- _TASK REQUIREMENTS_:
Select all lines in the records that include "能对鱼的形态特点提出问题".

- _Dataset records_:
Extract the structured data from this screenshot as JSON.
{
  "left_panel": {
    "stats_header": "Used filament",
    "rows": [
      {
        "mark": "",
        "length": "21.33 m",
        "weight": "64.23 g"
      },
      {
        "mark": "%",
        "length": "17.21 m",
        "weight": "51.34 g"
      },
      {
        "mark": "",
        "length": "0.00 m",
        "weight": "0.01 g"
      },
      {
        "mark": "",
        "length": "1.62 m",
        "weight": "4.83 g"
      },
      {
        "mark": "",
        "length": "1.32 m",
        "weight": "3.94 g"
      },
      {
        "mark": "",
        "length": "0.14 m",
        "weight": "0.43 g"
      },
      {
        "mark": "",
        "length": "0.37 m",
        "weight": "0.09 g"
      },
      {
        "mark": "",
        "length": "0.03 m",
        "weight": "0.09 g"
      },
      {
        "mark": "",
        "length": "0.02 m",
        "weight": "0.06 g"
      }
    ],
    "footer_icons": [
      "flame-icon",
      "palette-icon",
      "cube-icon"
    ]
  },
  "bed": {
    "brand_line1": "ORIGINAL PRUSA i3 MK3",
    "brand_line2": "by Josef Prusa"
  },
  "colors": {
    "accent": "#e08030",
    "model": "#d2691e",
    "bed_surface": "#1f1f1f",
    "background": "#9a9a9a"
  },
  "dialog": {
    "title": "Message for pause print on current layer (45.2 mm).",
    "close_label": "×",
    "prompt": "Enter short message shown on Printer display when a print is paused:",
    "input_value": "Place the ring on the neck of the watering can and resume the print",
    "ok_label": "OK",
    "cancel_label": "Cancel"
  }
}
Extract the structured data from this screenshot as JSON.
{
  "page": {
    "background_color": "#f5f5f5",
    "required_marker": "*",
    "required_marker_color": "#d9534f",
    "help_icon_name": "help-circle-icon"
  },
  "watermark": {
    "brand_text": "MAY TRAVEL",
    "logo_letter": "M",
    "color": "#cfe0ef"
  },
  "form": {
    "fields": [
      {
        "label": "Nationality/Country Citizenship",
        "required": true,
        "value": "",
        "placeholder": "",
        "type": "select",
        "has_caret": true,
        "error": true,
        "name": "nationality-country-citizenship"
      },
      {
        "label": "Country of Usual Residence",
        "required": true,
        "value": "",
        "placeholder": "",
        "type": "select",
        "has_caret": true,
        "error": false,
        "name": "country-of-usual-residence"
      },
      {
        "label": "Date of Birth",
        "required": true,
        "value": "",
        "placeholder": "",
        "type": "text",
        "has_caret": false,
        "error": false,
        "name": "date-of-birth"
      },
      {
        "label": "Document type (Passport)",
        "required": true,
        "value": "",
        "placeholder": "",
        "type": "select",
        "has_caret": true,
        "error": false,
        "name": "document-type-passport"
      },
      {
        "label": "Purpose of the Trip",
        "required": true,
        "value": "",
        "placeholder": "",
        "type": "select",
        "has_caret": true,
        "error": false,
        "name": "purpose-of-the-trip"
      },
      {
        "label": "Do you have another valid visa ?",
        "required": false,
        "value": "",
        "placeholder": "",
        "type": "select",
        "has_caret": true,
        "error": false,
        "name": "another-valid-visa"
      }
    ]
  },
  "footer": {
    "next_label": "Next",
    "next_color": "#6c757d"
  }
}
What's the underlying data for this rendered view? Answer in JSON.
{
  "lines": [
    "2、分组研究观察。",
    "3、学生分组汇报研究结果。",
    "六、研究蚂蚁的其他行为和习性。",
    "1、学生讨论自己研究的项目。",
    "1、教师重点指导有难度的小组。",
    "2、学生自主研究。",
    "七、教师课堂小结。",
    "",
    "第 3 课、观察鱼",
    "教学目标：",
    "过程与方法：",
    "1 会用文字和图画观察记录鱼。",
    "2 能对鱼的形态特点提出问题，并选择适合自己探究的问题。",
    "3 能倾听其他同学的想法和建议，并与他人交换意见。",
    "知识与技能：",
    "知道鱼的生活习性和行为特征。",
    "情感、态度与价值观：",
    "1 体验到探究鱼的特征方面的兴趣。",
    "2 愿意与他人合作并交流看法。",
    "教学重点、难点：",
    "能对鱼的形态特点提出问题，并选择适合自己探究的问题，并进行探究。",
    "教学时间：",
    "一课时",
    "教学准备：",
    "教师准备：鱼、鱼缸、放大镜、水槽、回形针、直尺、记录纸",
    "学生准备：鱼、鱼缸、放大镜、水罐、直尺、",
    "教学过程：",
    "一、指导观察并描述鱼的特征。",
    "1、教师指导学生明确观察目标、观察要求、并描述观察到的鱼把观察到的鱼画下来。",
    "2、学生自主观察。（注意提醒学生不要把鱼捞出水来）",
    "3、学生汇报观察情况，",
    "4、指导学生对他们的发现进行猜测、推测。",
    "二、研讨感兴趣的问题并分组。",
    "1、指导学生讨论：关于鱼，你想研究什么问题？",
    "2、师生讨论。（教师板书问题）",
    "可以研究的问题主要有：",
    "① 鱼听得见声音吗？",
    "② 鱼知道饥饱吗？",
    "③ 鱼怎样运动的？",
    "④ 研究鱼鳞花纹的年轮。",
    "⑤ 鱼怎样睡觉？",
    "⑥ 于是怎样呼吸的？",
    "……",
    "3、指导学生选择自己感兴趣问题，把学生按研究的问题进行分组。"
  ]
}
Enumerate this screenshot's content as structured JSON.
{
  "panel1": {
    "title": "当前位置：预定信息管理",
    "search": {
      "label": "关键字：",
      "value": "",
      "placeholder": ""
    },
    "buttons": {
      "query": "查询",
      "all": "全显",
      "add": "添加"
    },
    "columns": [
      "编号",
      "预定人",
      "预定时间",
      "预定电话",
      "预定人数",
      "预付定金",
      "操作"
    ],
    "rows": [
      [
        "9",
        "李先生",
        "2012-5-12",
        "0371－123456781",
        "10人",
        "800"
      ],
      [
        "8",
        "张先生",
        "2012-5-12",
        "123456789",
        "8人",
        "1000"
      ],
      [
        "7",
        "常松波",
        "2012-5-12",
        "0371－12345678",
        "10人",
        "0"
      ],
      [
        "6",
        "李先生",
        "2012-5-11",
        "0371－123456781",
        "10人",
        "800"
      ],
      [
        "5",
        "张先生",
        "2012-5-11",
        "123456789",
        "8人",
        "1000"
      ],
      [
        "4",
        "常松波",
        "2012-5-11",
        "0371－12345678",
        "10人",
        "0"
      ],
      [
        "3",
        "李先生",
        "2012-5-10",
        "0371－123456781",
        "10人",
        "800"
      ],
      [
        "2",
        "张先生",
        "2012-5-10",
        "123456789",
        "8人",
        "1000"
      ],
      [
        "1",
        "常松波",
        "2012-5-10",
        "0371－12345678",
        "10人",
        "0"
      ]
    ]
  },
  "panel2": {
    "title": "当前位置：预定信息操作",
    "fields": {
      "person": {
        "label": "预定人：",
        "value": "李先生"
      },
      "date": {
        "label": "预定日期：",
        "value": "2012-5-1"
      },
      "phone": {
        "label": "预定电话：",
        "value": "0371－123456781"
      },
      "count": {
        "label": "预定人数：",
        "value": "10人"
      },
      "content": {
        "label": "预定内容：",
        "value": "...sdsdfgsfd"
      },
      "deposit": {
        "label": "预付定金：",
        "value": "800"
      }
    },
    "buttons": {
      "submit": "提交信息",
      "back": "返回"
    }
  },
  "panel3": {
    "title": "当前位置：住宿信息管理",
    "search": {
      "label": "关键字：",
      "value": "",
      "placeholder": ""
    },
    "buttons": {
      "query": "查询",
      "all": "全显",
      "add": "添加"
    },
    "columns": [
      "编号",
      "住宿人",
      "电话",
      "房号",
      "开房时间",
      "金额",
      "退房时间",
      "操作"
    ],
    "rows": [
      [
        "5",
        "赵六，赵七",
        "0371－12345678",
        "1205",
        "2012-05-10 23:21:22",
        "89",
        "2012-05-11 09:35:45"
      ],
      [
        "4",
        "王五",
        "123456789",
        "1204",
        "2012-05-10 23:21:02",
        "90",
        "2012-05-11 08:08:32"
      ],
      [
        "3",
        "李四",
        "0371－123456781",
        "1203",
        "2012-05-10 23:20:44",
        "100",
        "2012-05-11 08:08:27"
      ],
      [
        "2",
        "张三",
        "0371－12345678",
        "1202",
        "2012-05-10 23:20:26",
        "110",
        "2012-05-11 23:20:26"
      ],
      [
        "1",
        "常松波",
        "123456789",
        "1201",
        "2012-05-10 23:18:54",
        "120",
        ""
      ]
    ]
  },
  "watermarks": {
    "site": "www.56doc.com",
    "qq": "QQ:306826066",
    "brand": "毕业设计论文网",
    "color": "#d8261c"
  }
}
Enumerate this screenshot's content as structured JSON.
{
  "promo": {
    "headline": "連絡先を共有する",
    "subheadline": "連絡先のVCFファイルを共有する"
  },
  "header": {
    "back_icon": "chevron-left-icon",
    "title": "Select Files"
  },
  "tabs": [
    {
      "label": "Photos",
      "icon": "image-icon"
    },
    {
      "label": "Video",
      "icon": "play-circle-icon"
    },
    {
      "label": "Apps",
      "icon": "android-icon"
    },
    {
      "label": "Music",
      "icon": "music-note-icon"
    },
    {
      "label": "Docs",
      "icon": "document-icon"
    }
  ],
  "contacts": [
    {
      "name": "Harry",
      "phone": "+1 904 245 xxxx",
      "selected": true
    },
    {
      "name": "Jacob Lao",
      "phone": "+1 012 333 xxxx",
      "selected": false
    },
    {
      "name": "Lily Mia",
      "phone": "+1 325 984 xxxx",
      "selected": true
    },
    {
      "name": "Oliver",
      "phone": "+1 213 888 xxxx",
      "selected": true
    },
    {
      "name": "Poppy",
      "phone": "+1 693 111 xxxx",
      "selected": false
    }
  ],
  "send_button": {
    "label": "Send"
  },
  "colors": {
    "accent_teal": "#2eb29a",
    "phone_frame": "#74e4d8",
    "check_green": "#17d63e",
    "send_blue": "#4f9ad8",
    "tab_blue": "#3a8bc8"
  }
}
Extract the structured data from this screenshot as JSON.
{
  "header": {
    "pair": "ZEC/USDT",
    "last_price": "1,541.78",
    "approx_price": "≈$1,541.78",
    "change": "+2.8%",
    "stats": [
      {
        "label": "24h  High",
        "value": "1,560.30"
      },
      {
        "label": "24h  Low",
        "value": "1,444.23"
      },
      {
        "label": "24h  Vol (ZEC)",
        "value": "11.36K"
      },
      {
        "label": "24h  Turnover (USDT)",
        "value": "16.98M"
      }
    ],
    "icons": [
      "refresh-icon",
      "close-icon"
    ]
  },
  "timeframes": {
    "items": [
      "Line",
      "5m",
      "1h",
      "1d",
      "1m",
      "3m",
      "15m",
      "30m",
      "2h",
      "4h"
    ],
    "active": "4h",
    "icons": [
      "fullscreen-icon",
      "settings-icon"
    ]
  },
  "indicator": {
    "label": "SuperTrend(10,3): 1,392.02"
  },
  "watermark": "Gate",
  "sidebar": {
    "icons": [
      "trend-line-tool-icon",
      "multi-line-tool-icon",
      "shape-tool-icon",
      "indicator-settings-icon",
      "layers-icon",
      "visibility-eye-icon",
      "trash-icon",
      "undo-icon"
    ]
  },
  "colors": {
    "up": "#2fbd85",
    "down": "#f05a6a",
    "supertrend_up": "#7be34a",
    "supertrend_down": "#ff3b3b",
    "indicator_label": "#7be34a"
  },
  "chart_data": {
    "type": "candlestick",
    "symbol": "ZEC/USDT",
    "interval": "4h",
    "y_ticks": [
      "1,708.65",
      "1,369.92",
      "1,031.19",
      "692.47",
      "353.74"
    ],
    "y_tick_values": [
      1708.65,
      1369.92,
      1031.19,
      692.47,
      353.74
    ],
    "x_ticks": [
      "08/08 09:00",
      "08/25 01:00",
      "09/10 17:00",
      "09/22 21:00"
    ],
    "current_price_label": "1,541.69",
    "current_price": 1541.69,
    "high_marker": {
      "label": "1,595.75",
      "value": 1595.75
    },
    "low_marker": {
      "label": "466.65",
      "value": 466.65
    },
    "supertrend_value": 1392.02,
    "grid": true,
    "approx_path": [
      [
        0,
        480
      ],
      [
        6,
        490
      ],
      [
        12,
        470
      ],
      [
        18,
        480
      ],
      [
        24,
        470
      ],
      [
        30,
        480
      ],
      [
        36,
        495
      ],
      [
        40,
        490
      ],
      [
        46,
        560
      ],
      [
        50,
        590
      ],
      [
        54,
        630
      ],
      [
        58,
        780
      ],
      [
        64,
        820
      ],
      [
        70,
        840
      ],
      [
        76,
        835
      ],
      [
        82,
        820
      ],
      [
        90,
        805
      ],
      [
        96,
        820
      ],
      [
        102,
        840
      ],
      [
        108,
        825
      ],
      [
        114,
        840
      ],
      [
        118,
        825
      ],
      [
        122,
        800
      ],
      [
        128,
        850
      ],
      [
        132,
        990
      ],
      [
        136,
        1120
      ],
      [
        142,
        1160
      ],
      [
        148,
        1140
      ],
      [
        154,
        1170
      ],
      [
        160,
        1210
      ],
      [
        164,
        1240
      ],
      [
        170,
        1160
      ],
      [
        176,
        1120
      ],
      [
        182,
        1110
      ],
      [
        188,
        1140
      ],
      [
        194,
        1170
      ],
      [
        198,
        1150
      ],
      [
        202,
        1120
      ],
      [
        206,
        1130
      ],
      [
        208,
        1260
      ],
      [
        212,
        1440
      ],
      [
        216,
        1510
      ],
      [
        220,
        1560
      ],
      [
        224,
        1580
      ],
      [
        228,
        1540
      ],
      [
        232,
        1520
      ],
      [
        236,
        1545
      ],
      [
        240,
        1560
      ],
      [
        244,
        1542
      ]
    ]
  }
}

- _FULL RESPONSE_:
    "2 能对鱼的形态特点提出问题，并选择适合自己探究的问题。",
    "能对鱼的形态特点提出问题，并选择适合自己探究的问题，并进行探究。",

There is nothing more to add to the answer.